Il évoque de son côté plusieurs leviers pour une souveraineté alimentaire qui émane des territoires : réguler les volumes et les marchés, recentrer les échanges sur les produits à valeur ajoutée, aides à l’actif et non pas à l’hectare dans le cadre de la Pac...
Un modèle suffisamment adaptable à la raréfaction des énergies fossiles ?
Une idée à laquelle souscrit Benoit Biteau, agriculteur et député européen (EELV). Pour lui, il faut avant tout « faire le constat que l’agriculture est un véritable sujet de société, qu’on ne peut plus confiner dans un débat agricolo-agricole ». Et le premier point, c’est qu’il n’est « pas possible de continuer une agriculture dépendante du pétrole ». Il propose de revoir la Pac en profondeur et de remplacer les aides par une rémunération des services éco-systémiques rendus par les agriculteurs, afin de « sortir des logiques curatives » qui coûtent au final beaucoup plus cher à la société, à l’image du traitement de l’eau.

—————

:: TÂCHE COURTE 1 ::
D'après l'extrait sur l'agriculture et la Pac, par quoi Benoit Biteau veut-il remplacer les aides versées aux agriculteurs ?
:: TÂCHE COURTE 2 ::
Reprenez l'extrait sur l'agriculture et la Pac là où il s'arrête et poursuivez-le.

:: MATÉRIEL ::
—————

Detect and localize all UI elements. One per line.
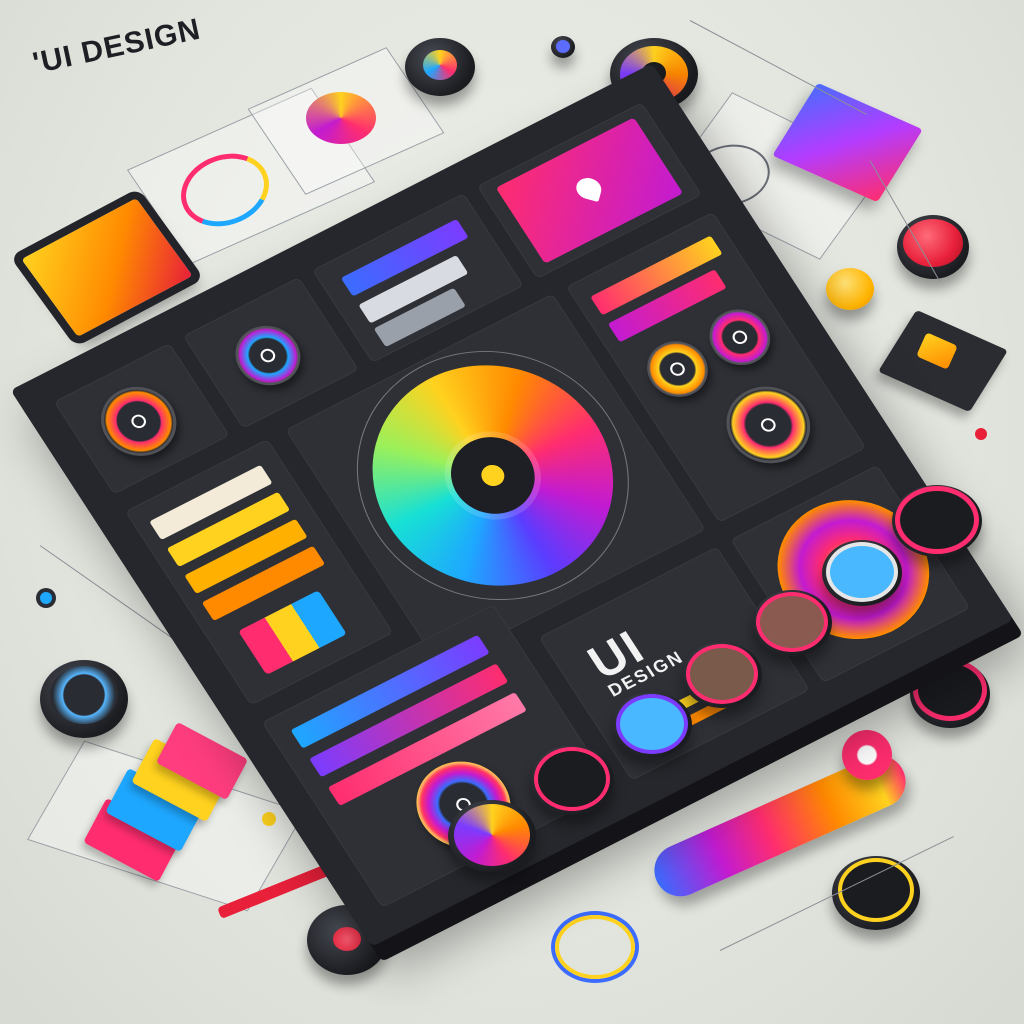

—————

:: RÉPONSE ATTENDUE 1 ::
Par une rémunération des services éco-systémiques rendus par les agriculteurs.

:: RÉPONSE ATTENDUE 2 ::
Pour le député européen, comme pour Nicolas Girod, le changement de modèle agricole est d’autant plus urgent que la raréfaction des énergies fossiles, notamment du pétrole, nécessaire à l’élaboration des engrais azotés, est inéluctable. Pour le porte-parole de la Confédération paysanne, « ce problème d’accès aux ressources va nous éclater à la figure (...), la relocalisation est la seule solution ».
Le manque de durabilité des énergies fossiles « doit nous amener à trouver alternatives », acquiesce en effet Christiane Lambert, qui évoque la bioéconomie, et la question des protéines végétales sur laquelle les Français sont plutôt de bons élèves européens, en assurant une autonomie à 55 %, contre 30 % en moyenne dans l’UE. Si, comme elle l’assure, les agriculteurs sont au travail sur ces questions-là, les progrès seront-ils suffisants ?
Qu’elles soient incrémentales ou systémiques, ces évolutions ne pourront pas se passer, en tout cas d’un accompagnement politique fort dans la durée pour assurer une souveraineté alimentaire plus importante qu’aujourd’hui.